Required task: Filter the entries, keeping every line with the word "stronie".

Entries from a dataset:
— START —

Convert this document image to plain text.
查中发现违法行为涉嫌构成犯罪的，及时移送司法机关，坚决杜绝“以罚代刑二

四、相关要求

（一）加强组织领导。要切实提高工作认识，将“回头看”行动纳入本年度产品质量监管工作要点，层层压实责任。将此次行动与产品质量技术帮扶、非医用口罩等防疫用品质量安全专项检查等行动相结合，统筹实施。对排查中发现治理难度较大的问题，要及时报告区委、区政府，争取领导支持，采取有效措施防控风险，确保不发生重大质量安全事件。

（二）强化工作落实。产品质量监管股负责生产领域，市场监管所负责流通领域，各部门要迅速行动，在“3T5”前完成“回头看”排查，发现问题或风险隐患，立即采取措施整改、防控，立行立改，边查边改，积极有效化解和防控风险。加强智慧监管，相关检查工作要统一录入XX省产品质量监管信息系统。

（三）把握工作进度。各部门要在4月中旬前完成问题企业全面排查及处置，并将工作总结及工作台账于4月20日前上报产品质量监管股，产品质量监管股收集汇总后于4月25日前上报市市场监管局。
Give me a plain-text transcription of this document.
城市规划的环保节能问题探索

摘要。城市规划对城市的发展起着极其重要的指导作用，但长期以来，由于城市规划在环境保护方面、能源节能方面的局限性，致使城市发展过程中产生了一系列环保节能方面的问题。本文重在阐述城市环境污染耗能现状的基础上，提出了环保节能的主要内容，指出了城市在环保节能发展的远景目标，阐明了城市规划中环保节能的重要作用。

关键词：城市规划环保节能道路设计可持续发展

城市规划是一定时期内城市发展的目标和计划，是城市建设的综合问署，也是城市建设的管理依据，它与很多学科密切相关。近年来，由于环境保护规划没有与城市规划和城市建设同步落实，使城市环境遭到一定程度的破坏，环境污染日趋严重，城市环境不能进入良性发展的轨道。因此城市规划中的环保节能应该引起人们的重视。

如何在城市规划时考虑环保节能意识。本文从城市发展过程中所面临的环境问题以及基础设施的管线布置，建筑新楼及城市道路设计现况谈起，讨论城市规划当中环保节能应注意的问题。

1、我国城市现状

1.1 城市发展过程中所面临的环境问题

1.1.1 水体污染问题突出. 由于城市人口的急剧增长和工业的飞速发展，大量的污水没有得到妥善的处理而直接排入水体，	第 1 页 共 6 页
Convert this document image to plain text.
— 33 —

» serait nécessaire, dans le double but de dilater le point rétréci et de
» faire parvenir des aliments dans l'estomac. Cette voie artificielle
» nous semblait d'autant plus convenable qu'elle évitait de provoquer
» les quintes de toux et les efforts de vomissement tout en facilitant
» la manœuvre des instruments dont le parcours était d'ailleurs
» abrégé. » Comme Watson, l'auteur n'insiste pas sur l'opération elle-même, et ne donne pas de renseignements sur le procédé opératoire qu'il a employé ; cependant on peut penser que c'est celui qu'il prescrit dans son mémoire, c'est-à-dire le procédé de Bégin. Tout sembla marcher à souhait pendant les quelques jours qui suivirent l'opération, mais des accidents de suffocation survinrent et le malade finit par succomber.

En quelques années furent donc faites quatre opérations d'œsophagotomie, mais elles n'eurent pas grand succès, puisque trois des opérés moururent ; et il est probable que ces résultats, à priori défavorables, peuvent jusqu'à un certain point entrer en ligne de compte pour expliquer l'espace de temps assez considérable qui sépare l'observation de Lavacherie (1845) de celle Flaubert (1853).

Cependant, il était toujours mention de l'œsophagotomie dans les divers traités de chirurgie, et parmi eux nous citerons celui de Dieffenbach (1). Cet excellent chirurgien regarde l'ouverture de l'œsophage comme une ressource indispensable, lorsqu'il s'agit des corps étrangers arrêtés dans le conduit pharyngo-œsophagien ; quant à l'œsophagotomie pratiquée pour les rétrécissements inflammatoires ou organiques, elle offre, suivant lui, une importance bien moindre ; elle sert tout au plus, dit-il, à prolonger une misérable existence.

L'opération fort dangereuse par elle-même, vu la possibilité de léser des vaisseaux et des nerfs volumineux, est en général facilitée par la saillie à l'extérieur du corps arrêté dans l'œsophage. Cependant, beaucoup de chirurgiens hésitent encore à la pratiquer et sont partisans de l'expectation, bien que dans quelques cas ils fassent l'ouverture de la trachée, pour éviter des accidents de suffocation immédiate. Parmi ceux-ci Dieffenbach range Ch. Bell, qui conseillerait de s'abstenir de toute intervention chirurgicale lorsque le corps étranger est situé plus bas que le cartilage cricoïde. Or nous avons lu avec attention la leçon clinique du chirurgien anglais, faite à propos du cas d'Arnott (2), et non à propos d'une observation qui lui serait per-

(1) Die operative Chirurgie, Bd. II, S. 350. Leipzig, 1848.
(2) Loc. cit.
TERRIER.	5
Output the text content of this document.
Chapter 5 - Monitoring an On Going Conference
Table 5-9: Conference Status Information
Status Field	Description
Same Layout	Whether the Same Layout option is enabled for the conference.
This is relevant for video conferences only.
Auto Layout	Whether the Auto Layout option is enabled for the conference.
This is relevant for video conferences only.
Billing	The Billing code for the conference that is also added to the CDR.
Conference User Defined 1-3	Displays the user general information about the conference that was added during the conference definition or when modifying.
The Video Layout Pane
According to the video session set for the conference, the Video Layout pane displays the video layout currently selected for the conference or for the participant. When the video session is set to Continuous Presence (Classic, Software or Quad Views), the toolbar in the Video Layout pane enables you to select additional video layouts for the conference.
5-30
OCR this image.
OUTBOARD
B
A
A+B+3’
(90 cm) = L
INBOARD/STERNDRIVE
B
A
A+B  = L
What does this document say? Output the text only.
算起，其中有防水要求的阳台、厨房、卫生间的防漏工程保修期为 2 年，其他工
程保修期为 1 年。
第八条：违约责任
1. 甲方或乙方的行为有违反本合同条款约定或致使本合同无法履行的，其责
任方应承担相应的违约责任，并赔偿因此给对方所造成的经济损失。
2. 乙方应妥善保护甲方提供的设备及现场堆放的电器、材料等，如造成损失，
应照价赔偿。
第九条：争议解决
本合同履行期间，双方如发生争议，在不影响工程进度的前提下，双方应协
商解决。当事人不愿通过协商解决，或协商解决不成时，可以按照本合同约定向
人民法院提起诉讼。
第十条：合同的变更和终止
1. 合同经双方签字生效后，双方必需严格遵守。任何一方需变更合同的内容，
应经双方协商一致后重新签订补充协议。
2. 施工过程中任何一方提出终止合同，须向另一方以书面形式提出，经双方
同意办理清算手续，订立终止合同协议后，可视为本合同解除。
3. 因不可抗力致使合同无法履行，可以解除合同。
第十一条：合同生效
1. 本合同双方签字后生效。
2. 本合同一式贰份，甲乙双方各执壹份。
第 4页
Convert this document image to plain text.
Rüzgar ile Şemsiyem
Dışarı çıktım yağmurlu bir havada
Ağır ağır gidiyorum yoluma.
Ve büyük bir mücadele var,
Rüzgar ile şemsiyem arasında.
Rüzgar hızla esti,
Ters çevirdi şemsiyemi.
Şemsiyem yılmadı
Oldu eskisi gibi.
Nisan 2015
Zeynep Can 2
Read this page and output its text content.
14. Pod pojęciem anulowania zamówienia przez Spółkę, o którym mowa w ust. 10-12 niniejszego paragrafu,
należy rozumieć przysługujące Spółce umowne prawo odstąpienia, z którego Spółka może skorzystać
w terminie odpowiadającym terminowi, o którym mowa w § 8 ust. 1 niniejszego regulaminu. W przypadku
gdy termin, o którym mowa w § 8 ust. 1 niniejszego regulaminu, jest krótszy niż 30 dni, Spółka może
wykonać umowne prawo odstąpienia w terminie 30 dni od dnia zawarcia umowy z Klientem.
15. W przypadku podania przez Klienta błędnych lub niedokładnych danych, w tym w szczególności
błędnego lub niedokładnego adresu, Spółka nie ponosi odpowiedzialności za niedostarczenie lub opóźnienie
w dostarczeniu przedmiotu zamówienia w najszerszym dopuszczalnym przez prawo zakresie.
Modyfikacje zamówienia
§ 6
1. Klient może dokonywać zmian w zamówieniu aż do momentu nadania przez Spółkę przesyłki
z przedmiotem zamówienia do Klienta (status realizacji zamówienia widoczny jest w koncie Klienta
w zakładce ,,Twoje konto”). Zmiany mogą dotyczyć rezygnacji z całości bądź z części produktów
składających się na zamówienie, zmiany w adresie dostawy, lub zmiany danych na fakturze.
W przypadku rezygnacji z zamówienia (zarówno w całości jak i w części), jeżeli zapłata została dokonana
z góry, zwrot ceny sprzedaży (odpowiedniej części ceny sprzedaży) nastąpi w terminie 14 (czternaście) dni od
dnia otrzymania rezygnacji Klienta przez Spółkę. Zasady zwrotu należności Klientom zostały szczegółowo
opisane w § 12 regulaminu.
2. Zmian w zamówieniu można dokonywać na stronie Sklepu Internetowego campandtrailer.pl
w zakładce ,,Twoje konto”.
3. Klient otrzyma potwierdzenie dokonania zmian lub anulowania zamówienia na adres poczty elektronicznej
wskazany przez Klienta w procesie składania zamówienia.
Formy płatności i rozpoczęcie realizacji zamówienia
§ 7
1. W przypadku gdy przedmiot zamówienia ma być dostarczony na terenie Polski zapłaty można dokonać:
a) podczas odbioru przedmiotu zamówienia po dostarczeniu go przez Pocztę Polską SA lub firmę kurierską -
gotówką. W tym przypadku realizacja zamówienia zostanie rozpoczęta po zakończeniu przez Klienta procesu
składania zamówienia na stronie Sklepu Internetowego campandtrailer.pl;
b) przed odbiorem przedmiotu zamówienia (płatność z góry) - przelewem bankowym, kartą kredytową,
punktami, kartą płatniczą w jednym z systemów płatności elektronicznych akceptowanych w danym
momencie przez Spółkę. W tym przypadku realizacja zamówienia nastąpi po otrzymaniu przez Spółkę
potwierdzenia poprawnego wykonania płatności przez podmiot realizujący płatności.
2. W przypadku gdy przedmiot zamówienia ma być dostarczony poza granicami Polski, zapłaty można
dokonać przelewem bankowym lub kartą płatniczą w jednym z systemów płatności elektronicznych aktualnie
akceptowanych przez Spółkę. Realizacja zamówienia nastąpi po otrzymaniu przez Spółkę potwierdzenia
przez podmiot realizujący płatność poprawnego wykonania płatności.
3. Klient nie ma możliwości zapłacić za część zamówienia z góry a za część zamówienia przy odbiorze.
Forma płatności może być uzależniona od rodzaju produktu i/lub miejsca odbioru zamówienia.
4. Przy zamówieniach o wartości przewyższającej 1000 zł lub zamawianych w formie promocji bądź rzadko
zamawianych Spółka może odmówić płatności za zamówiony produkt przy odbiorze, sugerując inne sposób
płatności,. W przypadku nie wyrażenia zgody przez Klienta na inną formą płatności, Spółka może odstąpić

— END —

Response below:
2. Zmian w zamówieniu można dokonywać na stronie Sklepu Internetowego campandtrailer.pl
składania zamówienia na stronie Sklepu Internetowego campandtrailer.pl;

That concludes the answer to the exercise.